═══ Available records
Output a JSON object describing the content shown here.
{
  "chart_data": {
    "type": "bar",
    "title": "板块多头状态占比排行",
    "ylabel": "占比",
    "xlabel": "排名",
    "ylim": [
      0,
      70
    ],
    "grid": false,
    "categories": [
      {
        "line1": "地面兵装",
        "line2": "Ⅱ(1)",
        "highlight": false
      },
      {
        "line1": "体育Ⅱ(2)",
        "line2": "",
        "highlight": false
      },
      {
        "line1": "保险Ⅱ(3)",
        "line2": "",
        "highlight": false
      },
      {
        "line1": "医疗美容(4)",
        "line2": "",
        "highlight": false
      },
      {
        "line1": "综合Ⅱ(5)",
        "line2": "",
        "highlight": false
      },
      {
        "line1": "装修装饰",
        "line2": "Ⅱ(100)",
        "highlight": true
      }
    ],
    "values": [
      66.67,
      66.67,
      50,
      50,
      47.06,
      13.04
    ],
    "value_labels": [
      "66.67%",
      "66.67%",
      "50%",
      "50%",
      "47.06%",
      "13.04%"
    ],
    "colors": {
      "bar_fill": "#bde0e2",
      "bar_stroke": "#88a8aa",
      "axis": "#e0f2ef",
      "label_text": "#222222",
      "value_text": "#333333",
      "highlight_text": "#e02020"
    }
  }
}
══════
═══ Available records
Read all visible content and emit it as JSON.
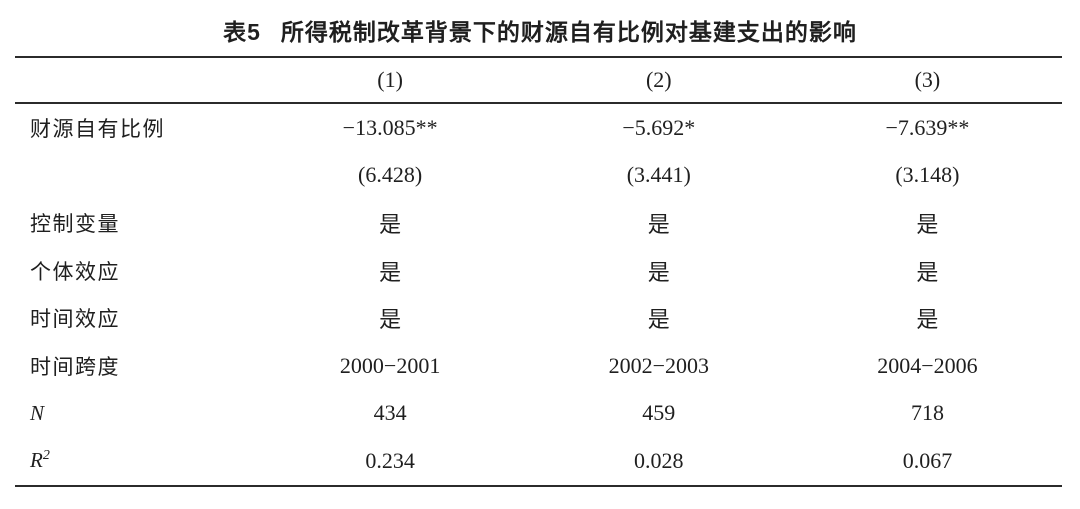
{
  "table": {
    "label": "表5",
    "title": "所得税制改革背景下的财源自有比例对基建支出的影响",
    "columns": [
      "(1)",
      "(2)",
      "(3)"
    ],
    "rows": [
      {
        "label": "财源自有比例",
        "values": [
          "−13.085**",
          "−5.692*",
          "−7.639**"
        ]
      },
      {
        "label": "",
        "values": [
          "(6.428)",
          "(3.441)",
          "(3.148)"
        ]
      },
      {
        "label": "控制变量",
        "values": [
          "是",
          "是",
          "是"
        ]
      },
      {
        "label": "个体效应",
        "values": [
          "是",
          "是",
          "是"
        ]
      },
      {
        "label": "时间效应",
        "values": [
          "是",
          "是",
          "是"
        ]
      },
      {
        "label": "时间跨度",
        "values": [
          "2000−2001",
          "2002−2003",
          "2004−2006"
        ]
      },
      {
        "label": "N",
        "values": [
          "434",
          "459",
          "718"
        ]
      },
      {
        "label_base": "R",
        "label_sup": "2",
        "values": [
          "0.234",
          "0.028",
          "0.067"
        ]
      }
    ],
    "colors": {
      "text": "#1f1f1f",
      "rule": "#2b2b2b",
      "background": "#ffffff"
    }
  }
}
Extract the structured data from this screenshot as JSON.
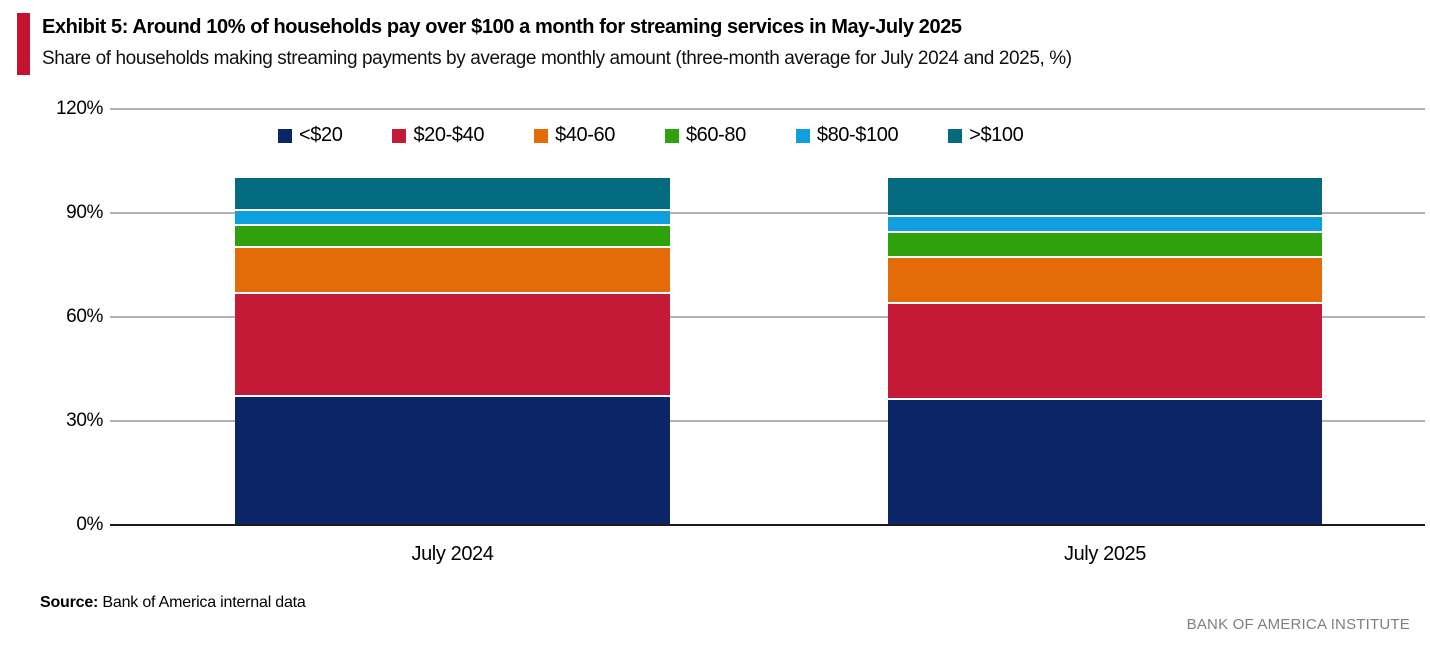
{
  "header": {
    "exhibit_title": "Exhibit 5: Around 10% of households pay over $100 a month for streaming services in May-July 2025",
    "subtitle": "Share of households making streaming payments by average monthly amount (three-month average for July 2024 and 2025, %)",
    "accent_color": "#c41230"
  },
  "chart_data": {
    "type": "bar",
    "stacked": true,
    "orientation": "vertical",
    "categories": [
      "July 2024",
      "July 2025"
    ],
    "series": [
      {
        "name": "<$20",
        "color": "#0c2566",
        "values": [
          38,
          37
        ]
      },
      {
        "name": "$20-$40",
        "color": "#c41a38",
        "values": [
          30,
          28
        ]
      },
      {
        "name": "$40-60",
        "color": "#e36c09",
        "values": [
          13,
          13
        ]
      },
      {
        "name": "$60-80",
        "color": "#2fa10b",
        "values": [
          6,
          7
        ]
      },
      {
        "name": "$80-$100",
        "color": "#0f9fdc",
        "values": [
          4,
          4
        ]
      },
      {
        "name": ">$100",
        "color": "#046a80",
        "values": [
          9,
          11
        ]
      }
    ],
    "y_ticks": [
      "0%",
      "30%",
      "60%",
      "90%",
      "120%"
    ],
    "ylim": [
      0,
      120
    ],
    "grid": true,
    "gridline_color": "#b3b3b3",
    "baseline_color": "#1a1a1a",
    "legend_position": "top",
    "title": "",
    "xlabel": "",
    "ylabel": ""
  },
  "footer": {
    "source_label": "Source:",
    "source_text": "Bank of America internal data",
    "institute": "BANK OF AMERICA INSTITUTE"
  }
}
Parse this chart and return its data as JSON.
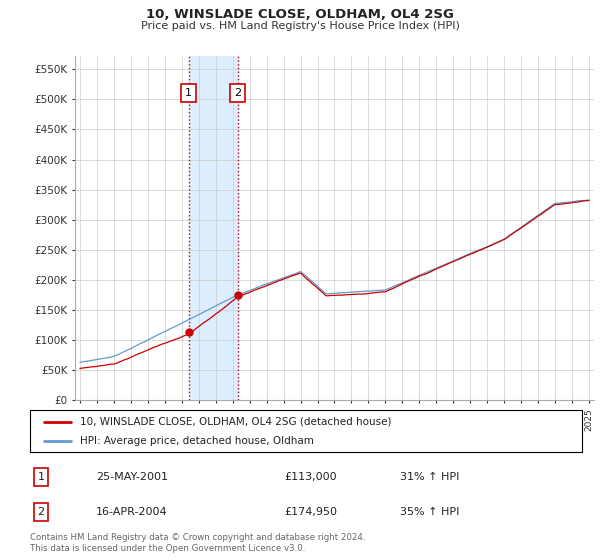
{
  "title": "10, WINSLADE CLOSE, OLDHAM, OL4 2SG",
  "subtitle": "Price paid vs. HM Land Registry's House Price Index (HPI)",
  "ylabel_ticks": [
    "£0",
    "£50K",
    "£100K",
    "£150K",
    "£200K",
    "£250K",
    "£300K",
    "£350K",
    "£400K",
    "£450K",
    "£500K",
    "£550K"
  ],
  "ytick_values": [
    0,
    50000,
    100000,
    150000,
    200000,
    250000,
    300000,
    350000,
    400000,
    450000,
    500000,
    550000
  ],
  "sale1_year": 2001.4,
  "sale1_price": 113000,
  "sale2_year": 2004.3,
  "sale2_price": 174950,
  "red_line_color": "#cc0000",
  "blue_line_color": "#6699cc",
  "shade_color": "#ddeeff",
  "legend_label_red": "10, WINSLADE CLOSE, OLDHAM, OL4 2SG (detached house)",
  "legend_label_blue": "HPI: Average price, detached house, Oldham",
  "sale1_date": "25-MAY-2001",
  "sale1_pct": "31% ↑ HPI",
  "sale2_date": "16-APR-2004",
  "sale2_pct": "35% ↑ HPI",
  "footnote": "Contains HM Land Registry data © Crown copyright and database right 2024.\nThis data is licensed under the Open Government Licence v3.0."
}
══════
◆ **Written instruction**: Check each line of the records above for the string "subtitle", and report every line that has it.

◆ **Final result**:
    "subtitle": "Share of households making streaming payments by average monthly amount (three-month average for July 2024 and 2025, %)",
  "subtitle": "Price paid vs. HM Land Registry's House Price Index (HPI)",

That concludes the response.